YOUR TASK =>
Repeat exactly the lines that run from the one containing "Extract the chart's" to the end of the data, and leave out all others.

PROVIDED RECORDS =>
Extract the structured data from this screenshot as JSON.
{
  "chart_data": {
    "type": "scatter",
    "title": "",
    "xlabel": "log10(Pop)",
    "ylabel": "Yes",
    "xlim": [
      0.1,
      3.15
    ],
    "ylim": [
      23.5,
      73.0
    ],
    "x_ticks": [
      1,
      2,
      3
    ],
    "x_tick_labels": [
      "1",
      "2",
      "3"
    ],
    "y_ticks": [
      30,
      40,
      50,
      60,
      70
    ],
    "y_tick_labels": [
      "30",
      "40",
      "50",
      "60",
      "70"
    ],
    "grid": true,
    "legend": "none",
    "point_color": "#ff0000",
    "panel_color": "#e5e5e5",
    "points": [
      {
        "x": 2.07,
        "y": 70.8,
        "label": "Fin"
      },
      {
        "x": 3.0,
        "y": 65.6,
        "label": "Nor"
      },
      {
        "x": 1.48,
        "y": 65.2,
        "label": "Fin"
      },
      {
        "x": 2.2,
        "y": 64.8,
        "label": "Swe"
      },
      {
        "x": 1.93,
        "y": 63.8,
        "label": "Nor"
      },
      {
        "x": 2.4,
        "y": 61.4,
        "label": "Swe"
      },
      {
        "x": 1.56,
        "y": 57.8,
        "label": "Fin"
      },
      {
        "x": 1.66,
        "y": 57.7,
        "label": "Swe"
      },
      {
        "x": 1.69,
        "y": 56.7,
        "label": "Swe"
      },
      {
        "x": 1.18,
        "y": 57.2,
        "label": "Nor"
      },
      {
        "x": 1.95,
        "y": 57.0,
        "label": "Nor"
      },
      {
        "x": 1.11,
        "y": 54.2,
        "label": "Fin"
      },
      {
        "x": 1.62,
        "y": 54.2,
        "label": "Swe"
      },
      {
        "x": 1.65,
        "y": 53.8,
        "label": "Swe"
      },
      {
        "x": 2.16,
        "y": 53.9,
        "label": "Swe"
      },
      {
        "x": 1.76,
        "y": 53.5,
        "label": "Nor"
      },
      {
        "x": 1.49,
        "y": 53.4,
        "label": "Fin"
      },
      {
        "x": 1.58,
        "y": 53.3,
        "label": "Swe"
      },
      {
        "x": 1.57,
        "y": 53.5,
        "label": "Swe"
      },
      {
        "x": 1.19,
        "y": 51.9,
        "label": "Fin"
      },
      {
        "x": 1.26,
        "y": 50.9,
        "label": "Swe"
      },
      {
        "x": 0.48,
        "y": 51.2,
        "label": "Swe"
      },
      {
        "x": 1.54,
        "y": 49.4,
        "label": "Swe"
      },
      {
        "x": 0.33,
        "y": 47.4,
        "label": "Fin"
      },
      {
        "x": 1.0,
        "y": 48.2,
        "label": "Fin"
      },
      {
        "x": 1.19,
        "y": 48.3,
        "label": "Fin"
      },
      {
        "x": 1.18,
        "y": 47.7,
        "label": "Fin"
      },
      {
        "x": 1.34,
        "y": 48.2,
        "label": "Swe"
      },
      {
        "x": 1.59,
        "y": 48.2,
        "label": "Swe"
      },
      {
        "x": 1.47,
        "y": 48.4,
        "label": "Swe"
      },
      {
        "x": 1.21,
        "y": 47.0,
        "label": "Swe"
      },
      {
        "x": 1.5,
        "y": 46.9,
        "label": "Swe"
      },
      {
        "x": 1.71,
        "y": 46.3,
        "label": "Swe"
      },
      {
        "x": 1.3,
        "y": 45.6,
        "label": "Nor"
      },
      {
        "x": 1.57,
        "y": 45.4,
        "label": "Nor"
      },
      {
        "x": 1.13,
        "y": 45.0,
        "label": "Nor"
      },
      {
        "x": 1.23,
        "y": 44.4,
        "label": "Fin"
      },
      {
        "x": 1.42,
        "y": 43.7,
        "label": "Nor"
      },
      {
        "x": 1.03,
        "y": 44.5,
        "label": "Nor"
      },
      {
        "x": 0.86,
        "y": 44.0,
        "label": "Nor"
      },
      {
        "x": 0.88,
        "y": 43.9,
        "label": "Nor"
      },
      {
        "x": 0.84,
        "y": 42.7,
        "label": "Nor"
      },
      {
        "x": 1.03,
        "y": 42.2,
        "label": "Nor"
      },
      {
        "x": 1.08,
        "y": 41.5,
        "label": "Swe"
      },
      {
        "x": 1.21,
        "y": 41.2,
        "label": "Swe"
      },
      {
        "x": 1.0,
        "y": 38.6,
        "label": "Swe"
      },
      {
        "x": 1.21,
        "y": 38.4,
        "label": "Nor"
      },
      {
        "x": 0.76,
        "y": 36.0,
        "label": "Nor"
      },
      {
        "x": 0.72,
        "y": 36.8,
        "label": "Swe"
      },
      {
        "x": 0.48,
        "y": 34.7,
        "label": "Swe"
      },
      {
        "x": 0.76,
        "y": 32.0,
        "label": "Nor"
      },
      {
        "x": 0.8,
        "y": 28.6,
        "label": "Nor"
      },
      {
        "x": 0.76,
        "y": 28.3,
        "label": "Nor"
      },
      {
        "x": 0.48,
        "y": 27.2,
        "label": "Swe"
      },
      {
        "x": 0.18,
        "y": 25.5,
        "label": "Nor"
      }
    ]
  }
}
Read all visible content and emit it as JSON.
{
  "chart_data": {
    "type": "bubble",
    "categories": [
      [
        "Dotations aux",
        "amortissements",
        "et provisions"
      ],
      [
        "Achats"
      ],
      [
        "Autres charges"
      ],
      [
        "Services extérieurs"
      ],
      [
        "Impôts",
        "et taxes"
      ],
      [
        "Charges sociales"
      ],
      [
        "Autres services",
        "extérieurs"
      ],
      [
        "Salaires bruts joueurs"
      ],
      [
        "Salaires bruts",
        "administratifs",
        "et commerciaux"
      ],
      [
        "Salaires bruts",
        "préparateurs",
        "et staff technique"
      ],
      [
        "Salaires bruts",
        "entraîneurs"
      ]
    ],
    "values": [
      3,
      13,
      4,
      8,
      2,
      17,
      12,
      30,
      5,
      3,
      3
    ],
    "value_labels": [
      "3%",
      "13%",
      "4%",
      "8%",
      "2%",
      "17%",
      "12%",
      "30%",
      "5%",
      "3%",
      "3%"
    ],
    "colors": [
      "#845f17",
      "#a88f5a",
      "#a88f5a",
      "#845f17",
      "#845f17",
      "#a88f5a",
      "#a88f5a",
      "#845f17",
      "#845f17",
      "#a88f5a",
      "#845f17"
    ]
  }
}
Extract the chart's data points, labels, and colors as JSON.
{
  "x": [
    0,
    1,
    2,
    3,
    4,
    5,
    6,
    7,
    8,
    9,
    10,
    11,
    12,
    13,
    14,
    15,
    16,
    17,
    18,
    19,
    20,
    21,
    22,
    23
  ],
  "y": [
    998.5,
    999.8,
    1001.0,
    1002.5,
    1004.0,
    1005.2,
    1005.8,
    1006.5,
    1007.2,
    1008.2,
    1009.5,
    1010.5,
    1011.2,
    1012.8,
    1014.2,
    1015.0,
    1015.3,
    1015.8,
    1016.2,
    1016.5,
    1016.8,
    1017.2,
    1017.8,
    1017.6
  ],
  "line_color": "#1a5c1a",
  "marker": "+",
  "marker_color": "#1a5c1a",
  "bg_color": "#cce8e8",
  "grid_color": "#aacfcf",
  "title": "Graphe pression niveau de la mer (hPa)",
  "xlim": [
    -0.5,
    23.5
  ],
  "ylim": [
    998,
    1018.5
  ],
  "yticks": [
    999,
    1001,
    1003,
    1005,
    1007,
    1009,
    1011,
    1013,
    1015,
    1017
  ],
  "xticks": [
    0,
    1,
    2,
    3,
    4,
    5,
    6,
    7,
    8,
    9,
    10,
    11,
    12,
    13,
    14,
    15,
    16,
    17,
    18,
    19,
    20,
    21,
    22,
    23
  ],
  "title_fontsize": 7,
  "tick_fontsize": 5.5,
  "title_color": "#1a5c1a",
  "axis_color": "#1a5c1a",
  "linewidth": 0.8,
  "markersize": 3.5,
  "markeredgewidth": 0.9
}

SOLUTION TO THIS PROBLEM =>
Extract the chart's data points, labels, and colors as JSON.
{
  "x": [
    0,
    1,
    2,
    3,
    4,
    5,
    6,
    7,
    8,
    9,
    10,
    11,
    12,
    13,
    14,
    15,
    16,
    17,
    18,
    19,
    20,
    21,
    22,
    23
  ],
  "y": [
    998.5,
    999.8,
    1001.0,
    1002.5,
    1004.0,
    1005.2,
    1005.8,
    1006.5,
    1007.2,
    1008.2,
    1009.5,
    1010.5,
    1011.2,
    1012.8,
    1014.2,
    1015.0,
    1015.3,
    1015.8,
    1016.2,
    1016.5,
    1016.8,
    1017.2,
    1017.8,
    1017.6
  ],
  "line_color": "#1a5c1a",
  "marker": "+",
  "marker_color": "#1a5c1a",
  "bg_color": "#cce8e8",
  "grid_color": "#aacfcf",
  "title": "Graphe pression niveau de la mer (hPa)",
  "xlim": [
    -0.5,
    23.5
  ],
  "ylim": [
    998,
    1018.5
  ],
  "yticks": [
    999,
    1001,
    1003,
    1005,
    1007,
    1009,
    1011,
    1013,
    1015,
    1017
  ],
  "xticks": [
    0,
    1,
    2,
    3,
    4,
    5,
    6,
    7,
    8,
    9,
    10,
    11,
    12,
    13,
    14,
    15,
    16,
    17,
    18,
    19,
    20,
    21,
    22,
    23
  ],
  "title_fontsize": 7,
  "tick_fontsize": 5.5,
  "title_color": "#1a5c1a",
  "axis_color": "#1a5c1a",
  "linewidth": 0.8,
  "markersize": 3.5,
  "markeredgewidth": 0.9
}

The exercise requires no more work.